• _Goal_:
Restate the full set of records exactly, without adding or dropping a word.

─── Data provided

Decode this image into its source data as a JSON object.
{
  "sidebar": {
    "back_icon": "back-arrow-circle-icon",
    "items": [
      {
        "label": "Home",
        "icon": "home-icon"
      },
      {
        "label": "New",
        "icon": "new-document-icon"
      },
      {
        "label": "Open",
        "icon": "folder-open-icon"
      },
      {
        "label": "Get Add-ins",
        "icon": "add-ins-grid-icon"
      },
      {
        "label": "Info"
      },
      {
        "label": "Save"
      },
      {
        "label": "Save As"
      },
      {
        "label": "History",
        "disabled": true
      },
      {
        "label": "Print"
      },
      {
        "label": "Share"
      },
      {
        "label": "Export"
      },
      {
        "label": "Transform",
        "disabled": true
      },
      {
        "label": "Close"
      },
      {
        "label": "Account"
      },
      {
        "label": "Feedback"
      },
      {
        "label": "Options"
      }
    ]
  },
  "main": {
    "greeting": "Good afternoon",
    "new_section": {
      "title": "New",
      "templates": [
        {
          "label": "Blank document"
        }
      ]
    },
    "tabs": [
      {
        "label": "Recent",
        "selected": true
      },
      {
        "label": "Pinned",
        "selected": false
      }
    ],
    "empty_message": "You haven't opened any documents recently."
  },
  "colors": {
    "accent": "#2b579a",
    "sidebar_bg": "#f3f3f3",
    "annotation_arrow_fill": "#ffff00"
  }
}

──────

• _Exercise result_:
Decode this image into its source data as a JSON object.
{
  "sidebar": {
    "back_icon": "back-arrow-circle-icon",
    "items": [
      {
        "label": "Home",
        "icon": "home-icon"
      },
      {
        "label": "New",
        "icon": "new-document-icon"
      },
      {
        "label": "Open",
        "icon": "folder-open-icon"
      },
      {
        "label": "Get Add-ins",
        "icon": "add-ins-grid-icon"
      },
      {
        "label": "Info"
      },
      {
        "label": "Save"
      },
      {
        "label": "Save As"
      },
      {
        "label": "History",
        "disabled": true
      },
      {
        "label": "Print"
      },
      {
        "label": "Share"
      },
      {
        "label": "Export"
      },
      {
        "label": "Transform",
        "disabled": true
      },
      {
        "label": "Close"
      },
      {
        "label": "Account"
      },
      {
        "label": "Feedback"
      },
      {
        "label": "Options"
      }
    ]
  },
  "main": {
    "greeting": "Good afternoon",
    "new_section": {
      "title": "New",
      "templates": [
        {
          "label": "Blank document"
        }
      ]
    },
    "tabs": [
      {
        "label": "Recent",
        "selected": true
      },
      {
        "label": "Pinned",
        "selected": false
      }
    ],
    "empty_message": "You haven't opened any documents recently."
  },
  "colors": {
    "accent": "#2b579a",
    "sidebar_bg": "#f3f3f3",
    "annotation_arrow_fill": "#ffff00"
  }
}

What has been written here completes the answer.